*INFORMATION PROVIDED*.
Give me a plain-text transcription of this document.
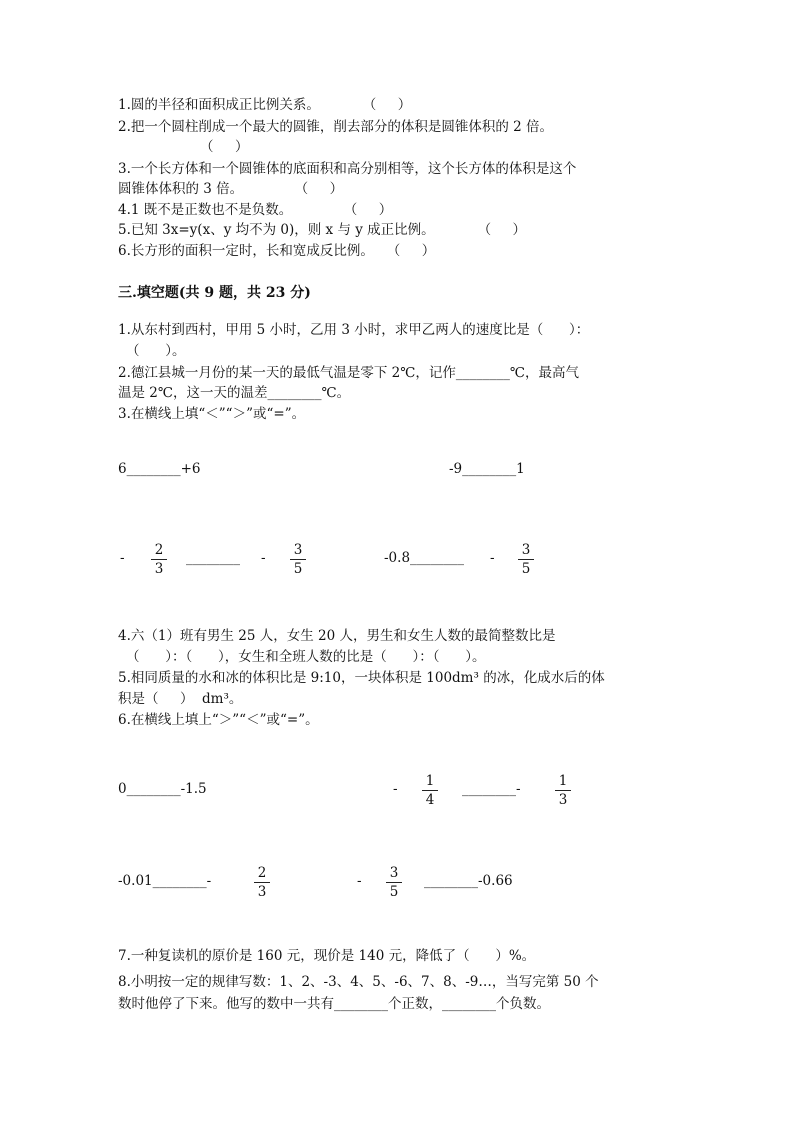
1.圆的半径和面积成正比例关系。          （     ）
2.把一个圆柱削成一个最大的圆锥，削去部分的体积是圆锥体积的 2 倍。
（     ）
3.一个长方体和一个圆锥体的底面积和高分别相等，这个长方体的体积是这个
圆锥体体积的 3 倍。            （     ）
4.1 既不是正数也不是负数。            （     ）
5.已知 3x=y(x、y 均不为 0)，则 x 与 y 成正比例。          （     ）
6.长方形的面积一定时，长和宽成反比例。   （     ）
三.填空题(共 9 题，共 23 分)
1.从东村到西村，甲用 5 小时，乙用 3 小时，求甲乙两人的速度比是（      ）：
（      ）。
2.德江县城一月份的某一天的最低气温是零下 2℃，记作________℃，最高气
温是 2℃，这一天的温差________℃。
3.在横线上填“＜”“＞”或“=”。
6________+6	-9________1
- 2
3
________ - 3
5
-0.8________ - 3
5
4.六（1）班有男生 25 人，女生 20 人，男生和女生人数的最简整数比是
（      ）：（      ），女生和全班人数的比是（      ）：（      ）。
5.相同质量的水和冰的体积比是 9:10，一块体积是 100dm³ 的冰，化成水后的体
积是（     ）  dm³。
6.在横线上填上“＞”“＜”或“=”。
0________-1.5	- 1
4
________-	1
3
-0.01________-	2
3
- 3
5
________-0.66
7.一种复读机的原价是 160 元，现价是 140 元，降低了（      ）%。
8.小明按一定的规律写数：1、2、-3、4、5、-6、7、8、-9…，当写完第 50 个
数时他停了下来。他写的数中一共有________个正数，________个负数。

*WHAT IS ASKED*.
All of the data above should be transcribed verbatim, with pictures omitted.

*SOLUTION BELOW*.
Give me a plain-text transcription of this document.
1.圆的半径和面积成正比例关系。          （     ）
2.把一个圆柱削成一个最大的圆锥，削去部分的体积是圆锥体积的 2 倍。
（     ）
3.一个长方体和一个圆锥体的底面积和高分别相等，这个长方体的体积是这个
圆锥体体积的 3 倍。            （     ）
4.1 既不是正数也不是负数。            （     ）
5.已知 3x=y(x、y 均不为 0)，则 x 与 y 成正比例。          （     ）
6.长方形的面积一定时，长和宽成反比例。   （     ）
三.填空题(共 9 题，共 23 分)
1.从东村到西村，甲用 5 小时，乙用 3 小时，求甲乙两人的速度比是（      ）：
（      ）。
2.德江县城一月份的某一天的最低气温是零下 2℃，记作________℃，最高气
温是 2℃，这一天的温差________℃。
3.在横线上填“＜”“＞”或“=”。
6________+6	-9________1
- 2
3
________ - 3
5
-0.8________ - 3
5
4.六（1）班有男生 25 人，女生 20 人，男生和女生人数的最简整数比是
（      ）：（      ），女生和全班人数的比是（      ）：（      ）。
5.相同质量的水和冰的体积比是 9:10，一块体积是 100dm³ 的冰，化成水后的体
积是（     ）  dm³。
6.在横线上填上“＞”“＜”或“=”。
0________-1.5	- 1
4
________-	1
3
-0.01________-	2
3
- 3
5
________-0.66
7.一种复读机的原价是 160 元，现价是 140 元，降低了（      ）%。
8.小明按一定的规律写数：1、2、-3、4、5、-6、7、8、-9…，当写完第 50 个
数时他停了下来。他写的数中一共有________个正数，________个负数。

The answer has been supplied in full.